▸ WHAT YOU NEED TO DO
Return only the number of lines that hold "label".

▸ SOURCE RECORDS
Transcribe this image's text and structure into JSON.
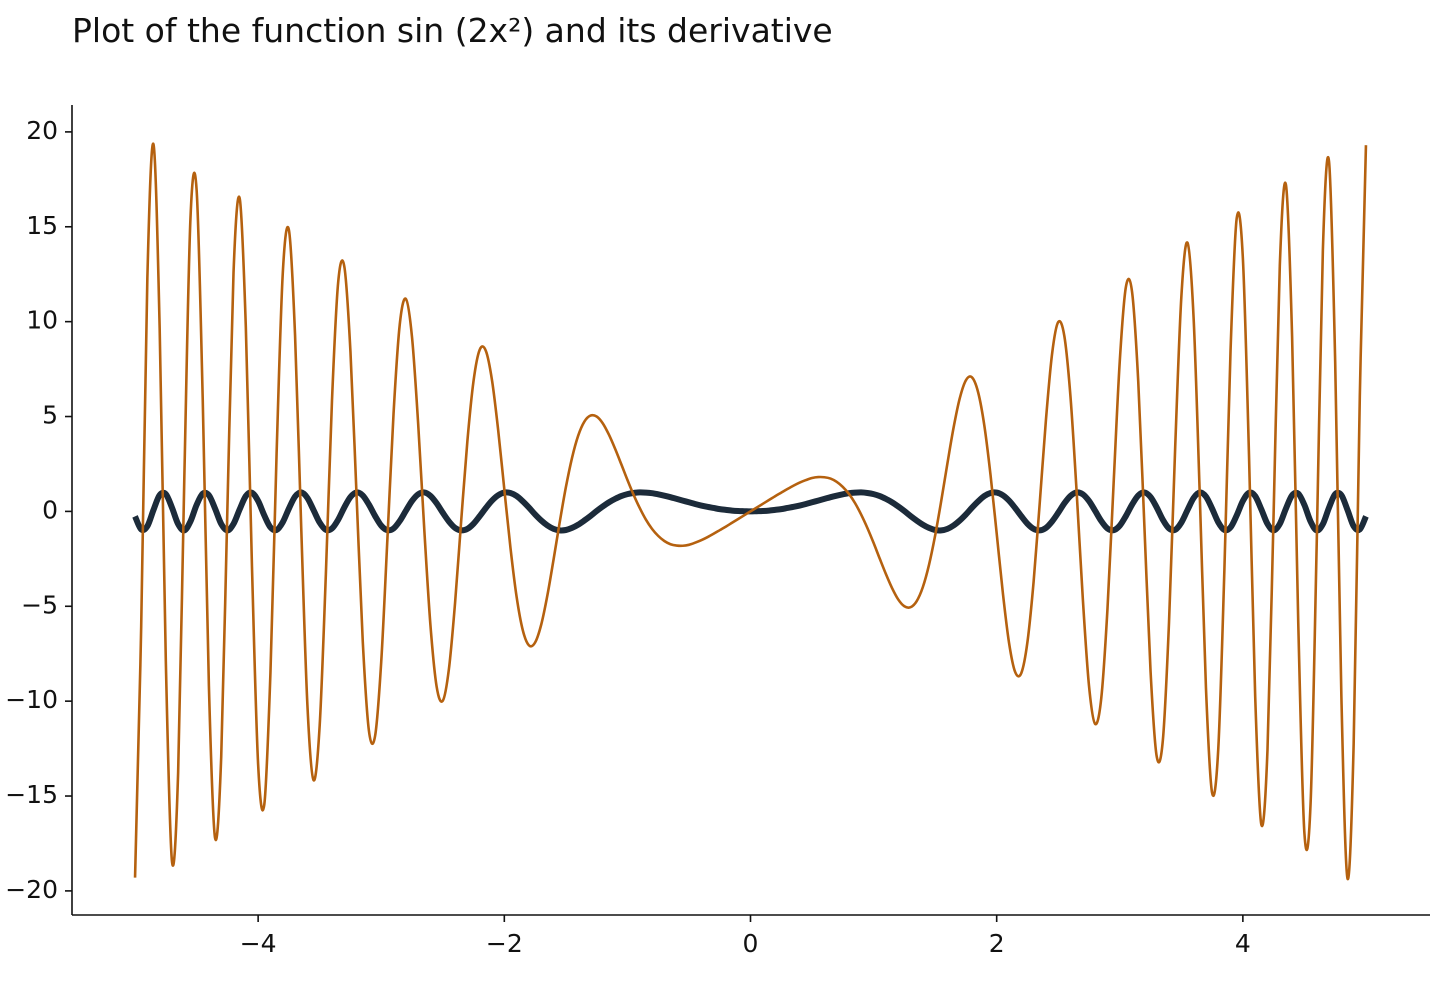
{
  "chart_data": {
    "type": "line",
    "title": "Plot of the function sin (2x²) and its derivative",
    "x": [
      -5,
      -4.95,
      -4.9,
      -4.85,
      -4.8,
      -4.75,
      -4.7,
      -4.65,
      -4.6,
      -4.55,
      -4.5,
      -4.45,
      -4.4,
      -4.35,
      -4.3,
      -4.25,
      -4.2,
      -4.15,
      -4.1,
      -4.05,
      -4,
      -3.95,
      -3.9,
      -3.85,
      -3.8,
      -3.75,
      -3.7,
      -3.65,
      -3.6,
      -3.55,
      -3.5,
      -3.45,
      -3.4,
      -3.35,
      -3.3,
      -3.25,
      -3.2,
      -3.15,
      -3.1,
      -3.05,
      -3,
      -2.95,
      -2.9,
      -2.85,
      -2.8,
      -2.75,
      -2.7,
      -2.65,
      -2.6,
      -2.55,
      -2.5,
      -2.45,
      -2.4,
      -2.35,
      -2.3,
      -2.25,
      -2.2,
      -2.15,
      -2.1,
      -2.05,
      -2,
      -1.95,
      -1.9,
      -1.85,
      -1.8,
      -1.75,
      -1.7,
      -1.65,
      -1.6,
      -1.55,
      -1.5,
      -1.45,
      -1.4,
      -1.35,
      -1.3,
      -1.25,
      -1.2,
      -1.15,
      -1.1,
      -1.05,
      -1,
      -0.95,
      -0.9,
      -0.85,
      -0.8,
      -0.75,
      -0.7,
      -0.65,
      -0.6,
      -0.55,
      -0.5,
      -0.45,
      -0.4,
      -0.35,
      -0.3,
      -0.25,
      -0.2,
      -0.15,
      -0.1,
      -0.05,
      0,
      0.05,
      0.1,
      0.15,
      0.2,
      0.25,
      0.3,
      0.35,
      0.4,
      0.45,
      0.5,
      0.55,
      0.6,
      0.65,
      0.7,
      0.75,
      0.8,
      0.85,
      0.9,
      0.95,
      1,
      1.05,
      1.1,
      1.15,
      1.2,
      1.25,
      1.3,
      1.35,
      1.4,
      1.45,
      1.5,
      1.55,
      1.6,
      1.65,
      1.7,
      1.75,
      1.8,
      1.85,
      1.9,
      1.95,
      2,
      2.05,
      2.1,
      2.15,
      2.2,
      2.25,
      2.3,
      2.35,
      2.4,
      2.45,
      2.5,
      2.55,
      2.6,
      2.65,
      2.7,
      2.75,
      2.8,
      2.85,
      2.9,
      2.95,
      3,
      3.05,
      3.1,
      3.15,
      3.2,
      3.25,
      3.3,
      3.35,
      3.4,
      3.45,
      3.5,
      3.55,
      3.6,
      3.65,
      3.7,
      3.75,
      3.8,
      3.85,
      3.9,
      3.95,
      4,
      4.05,
      4.1,
      4.15,
      4.2,
      4.25,
      4.3,
      4.35,
      4.4,
      4.45,
      4.5,
      4.55,
      4.6,
      4.65,
      4.7,
      4.75,
      4.8,
      4.85,
      4.9,
      4.95,
      5
    ],
    "series": [
      {
        "color": "#1c2b3a",
        "values": [
          -0.26,
          -0.95,
          -0.78,
          0.08,
          0.86,
          0.91,
          0.2,
          -0.67,
          -1,
          -0.53,
          0.34,
          0.94,
          0.85,
          0.15,
          -0.66,
          -1,
          -0.66,
          0.11,
          0.81,
          0.98,
          0.55,
          -0.21,
          -0.84,
          -0.98,
          -0.57,
          0.15,
          0.78,
          1,
          0.71,
          0.07,
          -0.59,
          -0.97,
          -0.9,
          -0.44,
          0.21,
          0.76,
          1,
          0.84,
          0.36,
          -0.24,
          -0.75,
          -0.99,
          -0.9,
          -0.51,
          0.03,
          0.55,
          0.9,
          1,
          0.82,
          0.43,
          -0.07,
          -0.53,
          -0.87,
          -1,
          -0.92,
          -0.65,
          -0.25,
          0.18,
          0.57,
          0.85,
          0.99,
          0.97,
          0.81,
          0.53,
          0.2,
          -0.16,
          -0.48,
          -0.74,
          -0.92,
          -1,
          -0.98,
          -0.87,
          -0.7,
          -0.48,
          -0.24,
          0.02,
          0.26,
          0.48,
          0.66,
          0.81,
          0.91,
          0.97,
          1,
          0.99,
          0.96,
          0.9,
          0.83,
          0.75,
          0.66,
          0.57,
          0.48,
          0.39,
          0.31,
          0.24,
          0.18,
          0.12,
          0.08,
          0.04,
          0.02,
          0.01,
          0,
          0.01,
          0.02,
          0.04,
          0.08,
          0.12,
          0.18,
          0.24,
          0.31,
          0.39,
          0.48,
          0.57,
          0.66,
          0.75,
          0.83,
          0.9,
          0.96,
          0.99,
          1,
          0.97,
          0.91,
          0.81,
          0.66,
          0.48,
          0.26,
          0.02,
          -0.24,
          -0.48,
          -0.7,
          -0.87,
          -0.98,
          -1,
          -0.92,
          -0.74,
          -0.48,
          -0.16,
          0.2,
          0.53,
          0.81,
          0.97,
          0.99,
          0.85,
          0.57,
          0.18,
          -0.25,
          -0.65,
          -0.92,
          -1,
          -0.87,
          -0.53,
          -0.07,
          0.43,
          0.82,
          1,
          0.9,
          0.55,
          0.03,
          -0.51,
          -0.9,
          -0.99,
          -0.75,
          -0.24,
          0.36,
          0.84,
          1,
          0.76,
          0.21,
          -0.44,
          -0.9,
          -0.97,
          -0.59,
          0.07,
          0.71,
          1,
          0.78,
          0.15,
          -0.57,
          -0.98,
          -0.84,
          -0.21,
          0.55,
          0.98,
          0.81,
          0.11,
          -0.66,
          -1,
          -0.66,
          0.15,
          0.85,
          0.94,
          0.34,
          -0.53,
          -1,
          -0.67,
          0.2,
          0.91,
          0.86,
          0.08,
          -0.78,
          -0.95,
          -0.26
        ]
      },
      {
        "color": "#b5610f",
        "values": [
          -19.3,
          -6.04,
          12.27,
          19.34,
          9.66,
          -7.89,
          -18.44,
          -13.77,
          1.67,
          15.42,
          16.96,
          5.86,
          -9.2,
          -17.21,
          -12.93,
          0.07,
          12.58,
          16.5,
          9.71,
          -2.93,
          -13.35,
          -15.45,
          -8.49,
          3.06,
          12.53,
          14.83,
          9.28,
          -0.85,
          -10.17,
          -14.16,
          -11.28,
          -3.34,
          5.85,
          12.06,
          12.91,
          8.42,
          0.77,
          -6.85,
          -11.56,
          -11.84,
          -7.92,
          -1.48,
          5.15,
          9.82,
          11.2,
          9.19,
          4.63,
          -0.98,
          -6.01,
          -9.23,
          -9.98,
          -8.3,
          -4.81,
          -0.46,
          3.71,
          6.88,
          8.52,
          8.46,
          6.91,
          4.29,
          1.16,
          -1.92,
          -4.51,
          -6.26,
          -7.06,
          -6.91,
          -5.96,
          -4.42,
          -2.54,
          -0.57,
          1.27,
          2.82,
          3.99,
          4.73,
          5.05,
          5,
          4.64,
          4.04,
          3.3,
          2.49,
          1.66,
          0.88,
          0.18,
          -0.43,
          -0.92,
          -1.29,
          -1.56,
          -1.73,
          -1.8,
          -1.81,
          -1.76,
          -1.65,
          -1.52,
          -1.36,
          -1.18,
          -0.99,
          -0.8,
          -0.6,
          -0.4,
          -0.2,
          0,
          0.2,
          0.4,
          0.6,
          0.8,
          0.99,
          1.18,
          1.36,
          1.52,
          1.65,
          1.76,
          1.81,
          1.8,
          1.73,
          1.56,
          1.29,
          0.92,
          0.43,
          -0.18,
          -0.88,
          -1.66,
          -2.49,
          -3.3,
          -4.04,
          -4.64,
          -5,
          -5.05,
          -4.73,
          -3.99,
          -2.82,
          -1.27,
          0.57,
          2.54,
          4.42,
          5.96,
          6.91,
          7.06,
          6.26,
          4.51,
          1.92,
          -1.16,
          -4.29,
          -6.91,
          -8.46,
          -8.52,
          -6.88,
          -3.71,
          0.46,
          4.81,
          8.3,
          9.98,
          9.23,
          6.01,
          0.98,
          -4.63,
          -9.19,
          -11.2,
          -9.82,
          -5.15,
          1.48,
          7.92,
          11.84,
          11.56,
          6.85,
          -0.77,
          -8.42,
          -12.91,
          -12.06,
          -5.85,
          3.34,
          11.28,
          14.16,
          10.17,
          0.85,
          -9.28,
          -14.83,
          -12.53,
          -3.06,
          8.49,
          15.45,
          13.35,
          2.93,
          -9.71,
          -16.5,
          -12.58,
          -0.07,
          12.93,
          17.21,
          9.2,
          -5.86,
          -16.96,
          -15.42,
          -1.67,
          13.77,
          18.44,
          7.89,
          -9.66,
          -19.34,
          -12.27,
          6.04,
          19.3
        ]
      }
    ],
    "xlim": [
      -5.5,
      5.5
    ],
    "ylim": [
      -21.27,
      21.27
    ],
    "xticks": [
      {
        "value": -4,
        "label": "−4"
      },
      {
        "value": -2,
        "label": "−2"
      },
      0,
      2,
      4
    ],
    "yticks": [
      {
        "value": -20,
        "label": "−20"
      },
      {
        "value": -15,
        "label": "−15"
      },
      {
        "value": -10,
        "label": "−10"
      },
      {
        "value": -5,
        "label": "−5"
      },
      0,
      5,
      10,
      15,
      20
    ],
    "grid": false
  }
}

▸ THE COMPLETED TASK
6